# Exercise objective
Keep every line where the word "take" appears; drop the rest.

# Recorded data
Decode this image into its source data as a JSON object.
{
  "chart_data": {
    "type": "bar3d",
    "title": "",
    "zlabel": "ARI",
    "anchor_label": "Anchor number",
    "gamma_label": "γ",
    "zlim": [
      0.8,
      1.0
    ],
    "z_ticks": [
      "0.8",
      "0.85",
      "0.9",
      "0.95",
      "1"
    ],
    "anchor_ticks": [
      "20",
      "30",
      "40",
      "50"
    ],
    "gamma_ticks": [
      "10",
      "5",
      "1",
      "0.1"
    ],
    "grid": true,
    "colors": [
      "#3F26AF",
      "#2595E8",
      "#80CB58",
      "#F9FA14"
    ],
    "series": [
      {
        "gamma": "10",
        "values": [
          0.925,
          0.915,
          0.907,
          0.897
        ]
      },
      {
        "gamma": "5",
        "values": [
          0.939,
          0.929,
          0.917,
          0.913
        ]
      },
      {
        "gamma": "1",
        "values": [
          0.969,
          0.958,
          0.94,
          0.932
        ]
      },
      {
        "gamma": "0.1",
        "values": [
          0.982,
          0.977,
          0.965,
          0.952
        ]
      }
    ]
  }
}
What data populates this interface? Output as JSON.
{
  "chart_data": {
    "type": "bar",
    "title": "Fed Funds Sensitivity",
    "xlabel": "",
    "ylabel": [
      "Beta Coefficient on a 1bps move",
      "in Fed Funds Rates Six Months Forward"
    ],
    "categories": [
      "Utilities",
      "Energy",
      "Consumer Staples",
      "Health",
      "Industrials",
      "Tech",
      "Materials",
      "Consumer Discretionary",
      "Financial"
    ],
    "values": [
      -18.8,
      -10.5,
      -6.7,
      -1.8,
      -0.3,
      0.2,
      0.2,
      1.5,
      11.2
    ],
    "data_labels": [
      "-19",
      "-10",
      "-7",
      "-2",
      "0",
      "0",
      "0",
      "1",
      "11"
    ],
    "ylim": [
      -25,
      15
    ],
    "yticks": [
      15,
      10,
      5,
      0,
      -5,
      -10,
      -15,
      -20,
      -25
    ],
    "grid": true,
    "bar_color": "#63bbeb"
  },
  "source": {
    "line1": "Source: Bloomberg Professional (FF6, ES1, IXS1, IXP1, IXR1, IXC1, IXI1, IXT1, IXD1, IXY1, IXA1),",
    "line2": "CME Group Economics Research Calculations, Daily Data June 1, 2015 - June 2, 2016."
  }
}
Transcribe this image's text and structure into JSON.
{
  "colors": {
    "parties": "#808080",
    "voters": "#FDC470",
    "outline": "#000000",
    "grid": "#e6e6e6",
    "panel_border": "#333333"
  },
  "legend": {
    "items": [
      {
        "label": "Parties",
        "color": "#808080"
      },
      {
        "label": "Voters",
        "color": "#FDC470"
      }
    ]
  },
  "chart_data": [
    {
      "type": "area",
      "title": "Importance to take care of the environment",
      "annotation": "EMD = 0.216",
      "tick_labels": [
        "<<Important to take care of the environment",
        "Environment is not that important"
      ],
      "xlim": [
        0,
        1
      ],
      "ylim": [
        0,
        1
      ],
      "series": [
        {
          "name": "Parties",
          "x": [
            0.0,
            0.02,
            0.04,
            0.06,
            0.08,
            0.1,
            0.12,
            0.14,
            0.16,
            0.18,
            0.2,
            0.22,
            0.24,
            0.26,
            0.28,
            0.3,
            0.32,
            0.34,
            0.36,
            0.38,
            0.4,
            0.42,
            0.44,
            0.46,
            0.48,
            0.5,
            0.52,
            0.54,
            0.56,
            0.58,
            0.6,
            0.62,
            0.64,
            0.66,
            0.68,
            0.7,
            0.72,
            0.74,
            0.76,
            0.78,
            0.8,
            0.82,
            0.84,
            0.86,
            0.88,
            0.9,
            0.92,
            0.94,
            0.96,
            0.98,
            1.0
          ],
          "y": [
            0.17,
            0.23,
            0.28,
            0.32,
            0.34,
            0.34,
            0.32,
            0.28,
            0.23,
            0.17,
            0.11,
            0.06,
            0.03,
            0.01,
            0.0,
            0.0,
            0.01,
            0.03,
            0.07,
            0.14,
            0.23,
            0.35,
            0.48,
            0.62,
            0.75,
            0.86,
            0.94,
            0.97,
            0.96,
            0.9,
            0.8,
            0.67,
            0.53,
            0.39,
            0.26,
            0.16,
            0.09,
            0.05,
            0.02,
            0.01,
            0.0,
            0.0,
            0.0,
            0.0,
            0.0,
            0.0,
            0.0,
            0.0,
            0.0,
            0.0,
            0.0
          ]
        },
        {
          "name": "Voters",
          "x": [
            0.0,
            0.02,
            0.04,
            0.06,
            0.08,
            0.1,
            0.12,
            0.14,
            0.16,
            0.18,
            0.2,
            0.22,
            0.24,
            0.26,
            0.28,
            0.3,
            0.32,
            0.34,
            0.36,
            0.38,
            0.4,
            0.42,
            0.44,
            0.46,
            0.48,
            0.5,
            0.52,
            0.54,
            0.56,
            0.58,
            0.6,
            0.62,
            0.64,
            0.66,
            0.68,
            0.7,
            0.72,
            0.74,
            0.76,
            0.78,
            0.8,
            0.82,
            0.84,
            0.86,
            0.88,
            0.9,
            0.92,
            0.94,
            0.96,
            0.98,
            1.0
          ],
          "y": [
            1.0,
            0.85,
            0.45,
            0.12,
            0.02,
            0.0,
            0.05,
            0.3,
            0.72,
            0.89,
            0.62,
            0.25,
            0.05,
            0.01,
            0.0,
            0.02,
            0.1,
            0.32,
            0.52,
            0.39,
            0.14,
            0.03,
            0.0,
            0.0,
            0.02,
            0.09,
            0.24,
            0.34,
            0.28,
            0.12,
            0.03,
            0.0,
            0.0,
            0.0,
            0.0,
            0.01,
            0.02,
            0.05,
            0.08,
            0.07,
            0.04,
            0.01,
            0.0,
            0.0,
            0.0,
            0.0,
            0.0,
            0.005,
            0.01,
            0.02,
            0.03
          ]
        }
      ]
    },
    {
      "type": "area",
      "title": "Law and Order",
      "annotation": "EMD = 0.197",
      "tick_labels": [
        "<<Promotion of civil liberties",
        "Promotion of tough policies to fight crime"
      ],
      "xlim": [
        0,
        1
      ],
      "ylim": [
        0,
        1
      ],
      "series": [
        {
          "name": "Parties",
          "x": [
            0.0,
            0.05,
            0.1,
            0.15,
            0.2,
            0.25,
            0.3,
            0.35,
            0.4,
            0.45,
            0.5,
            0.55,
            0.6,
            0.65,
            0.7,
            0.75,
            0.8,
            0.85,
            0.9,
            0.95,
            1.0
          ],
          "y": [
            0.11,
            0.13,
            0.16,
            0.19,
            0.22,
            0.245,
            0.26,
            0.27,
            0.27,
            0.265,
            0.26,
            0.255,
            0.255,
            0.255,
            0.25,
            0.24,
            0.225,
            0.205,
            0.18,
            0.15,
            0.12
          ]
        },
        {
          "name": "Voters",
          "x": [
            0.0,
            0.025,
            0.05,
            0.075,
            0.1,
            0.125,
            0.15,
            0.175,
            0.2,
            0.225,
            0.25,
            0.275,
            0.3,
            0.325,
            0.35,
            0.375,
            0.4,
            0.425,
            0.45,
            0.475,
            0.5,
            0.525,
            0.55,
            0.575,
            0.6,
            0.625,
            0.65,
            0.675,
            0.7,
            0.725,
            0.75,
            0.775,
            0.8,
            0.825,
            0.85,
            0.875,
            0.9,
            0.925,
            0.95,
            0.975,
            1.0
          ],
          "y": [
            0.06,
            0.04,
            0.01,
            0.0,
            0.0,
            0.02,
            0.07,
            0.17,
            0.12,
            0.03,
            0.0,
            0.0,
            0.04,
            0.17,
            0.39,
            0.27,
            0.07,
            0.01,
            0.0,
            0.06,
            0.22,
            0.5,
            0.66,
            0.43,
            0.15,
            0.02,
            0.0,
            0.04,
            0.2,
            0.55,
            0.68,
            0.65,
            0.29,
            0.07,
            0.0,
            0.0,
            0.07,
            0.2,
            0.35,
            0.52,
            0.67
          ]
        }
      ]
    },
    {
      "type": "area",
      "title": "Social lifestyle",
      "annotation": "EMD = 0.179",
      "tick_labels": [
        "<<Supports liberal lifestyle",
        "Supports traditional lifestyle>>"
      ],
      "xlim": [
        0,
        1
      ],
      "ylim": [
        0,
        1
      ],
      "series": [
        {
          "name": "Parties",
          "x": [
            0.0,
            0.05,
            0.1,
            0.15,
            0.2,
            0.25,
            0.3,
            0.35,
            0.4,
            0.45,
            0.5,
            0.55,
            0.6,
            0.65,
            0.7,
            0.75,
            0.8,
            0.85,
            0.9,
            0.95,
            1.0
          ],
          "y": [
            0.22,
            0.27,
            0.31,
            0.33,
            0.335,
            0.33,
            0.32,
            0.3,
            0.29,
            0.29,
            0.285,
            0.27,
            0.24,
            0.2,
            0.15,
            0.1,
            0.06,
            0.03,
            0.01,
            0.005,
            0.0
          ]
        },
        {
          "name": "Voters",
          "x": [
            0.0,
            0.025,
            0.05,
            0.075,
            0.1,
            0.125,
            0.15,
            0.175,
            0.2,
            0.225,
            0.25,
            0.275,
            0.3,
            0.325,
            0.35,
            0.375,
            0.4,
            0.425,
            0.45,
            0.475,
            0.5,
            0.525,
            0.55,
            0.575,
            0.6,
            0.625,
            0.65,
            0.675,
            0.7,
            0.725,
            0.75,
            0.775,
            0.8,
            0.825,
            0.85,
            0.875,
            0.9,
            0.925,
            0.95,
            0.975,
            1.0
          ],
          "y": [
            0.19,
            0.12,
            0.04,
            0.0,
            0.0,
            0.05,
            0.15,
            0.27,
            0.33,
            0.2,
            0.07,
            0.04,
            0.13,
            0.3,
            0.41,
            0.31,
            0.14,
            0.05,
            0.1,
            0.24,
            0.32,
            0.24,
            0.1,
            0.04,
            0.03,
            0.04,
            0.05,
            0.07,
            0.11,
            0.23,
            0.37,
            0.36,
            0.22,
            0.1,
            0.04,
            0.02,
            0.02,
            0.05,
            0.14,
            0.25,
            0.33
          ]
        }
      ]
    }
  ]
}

# Output of the exercise
      "title": "Importance to take care of the environment",
        "<<Important to take care of the environment",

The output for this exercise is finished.